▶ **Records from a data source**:
————————

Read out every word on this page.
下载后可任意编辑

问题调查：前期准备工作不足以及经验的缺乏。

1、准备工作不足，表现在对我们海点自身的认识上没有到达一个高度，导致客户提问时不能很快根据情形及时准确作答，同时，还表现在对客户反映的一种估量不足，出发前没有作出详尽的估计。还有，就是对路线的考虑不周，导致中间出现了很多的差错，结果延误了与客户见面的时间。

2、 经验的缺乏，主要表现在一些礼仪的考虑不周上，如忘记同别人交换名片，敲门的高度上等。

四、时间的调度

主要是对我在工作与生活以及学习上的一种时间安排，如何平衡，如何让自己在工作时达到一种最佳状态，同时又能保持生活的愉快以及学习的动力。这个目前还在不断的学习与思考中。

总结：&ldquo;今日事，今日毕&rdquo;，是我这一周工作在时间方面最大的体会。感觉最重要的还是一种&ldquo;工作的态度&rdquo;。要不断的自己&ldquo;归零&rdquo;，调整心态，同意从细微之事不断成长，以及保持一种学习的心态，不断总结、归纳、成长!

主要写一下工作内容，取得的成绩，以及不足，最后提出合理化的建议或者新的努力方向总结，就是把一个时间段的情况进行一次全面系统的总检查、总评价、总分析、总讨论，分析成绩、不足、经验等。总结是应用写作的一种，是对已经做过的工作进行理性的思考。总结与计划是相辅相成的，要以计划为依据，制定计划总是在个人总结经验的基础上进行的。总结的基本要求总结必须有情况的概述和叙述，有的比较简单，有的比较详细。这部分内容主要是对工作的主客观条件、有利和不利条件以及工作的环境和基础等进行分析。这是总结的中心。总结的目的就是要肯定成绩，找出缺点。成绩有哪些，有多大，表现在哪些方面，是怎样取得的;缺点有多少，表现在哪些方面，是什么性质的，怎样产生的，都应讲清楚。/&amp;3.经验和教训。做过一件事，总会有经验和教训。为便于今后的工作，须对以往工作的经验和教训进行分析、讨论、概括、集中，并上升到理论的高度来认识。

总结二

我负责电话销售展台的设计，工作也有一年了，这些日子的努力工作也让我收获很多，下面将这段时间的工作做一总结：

————————

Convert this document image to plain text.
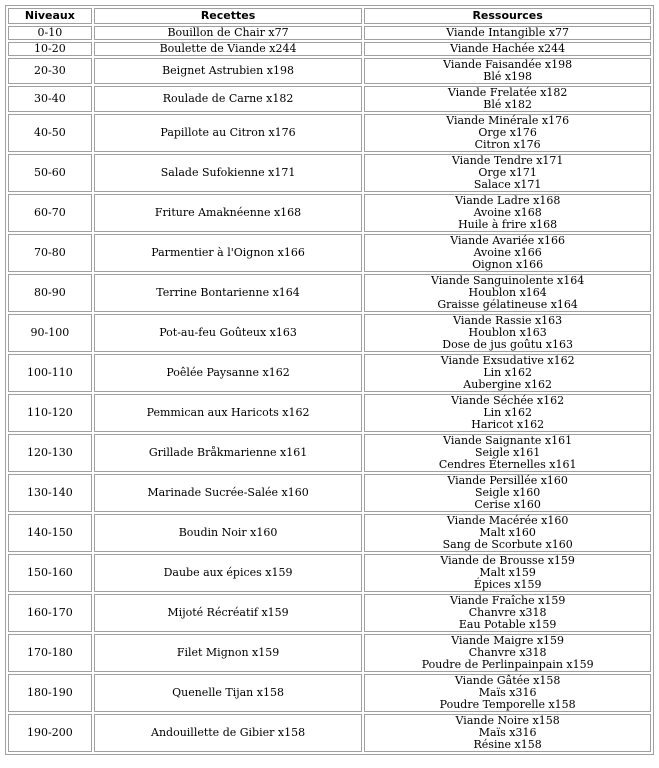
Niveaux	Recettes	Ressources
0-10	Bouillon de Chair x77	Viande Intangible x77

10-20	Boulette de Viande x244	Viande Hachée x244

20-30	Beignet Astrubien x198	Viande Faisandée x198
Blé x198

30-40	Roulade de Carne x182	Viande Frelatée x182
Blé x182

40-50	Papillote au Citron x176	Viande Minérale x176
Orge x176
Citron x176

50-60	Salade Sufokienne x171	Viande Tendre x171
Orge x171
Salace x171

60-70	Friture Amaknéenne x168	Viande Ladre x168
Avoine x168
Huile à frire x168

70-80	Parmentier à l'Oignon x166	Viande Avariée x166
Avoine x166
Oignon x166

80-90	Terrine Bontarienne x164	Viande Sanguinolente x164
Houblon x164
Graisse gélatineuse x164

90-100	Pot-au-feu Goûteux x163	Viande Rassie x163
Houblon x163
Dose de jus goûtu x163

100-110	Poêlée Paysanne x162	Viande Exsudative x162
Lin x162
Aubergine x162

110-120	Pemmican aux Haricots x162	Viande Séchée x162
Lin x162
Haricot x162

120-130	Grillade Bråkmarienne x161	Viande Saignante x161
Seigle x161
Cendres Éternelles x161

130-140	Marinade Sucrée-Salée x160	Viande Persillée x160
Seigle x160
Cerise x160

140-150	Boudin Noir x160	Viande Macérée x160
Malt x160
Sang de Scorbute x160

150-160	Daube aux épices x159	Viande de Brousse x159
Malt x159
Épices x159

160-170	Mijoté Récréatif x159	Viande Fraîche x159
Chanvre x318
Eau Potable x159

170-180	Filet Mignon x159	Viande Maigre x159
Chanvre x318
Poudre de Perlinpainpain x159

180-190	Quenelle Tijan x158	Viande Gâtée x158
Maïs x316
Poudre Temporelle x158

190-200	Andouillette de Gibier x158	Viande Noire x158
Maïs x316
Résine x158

————————

▶ **CHALLENGE**: Each line that contains the string "Oignon" counts once; say how many there are and nothing else.

▶ **TASK RESULT**: 2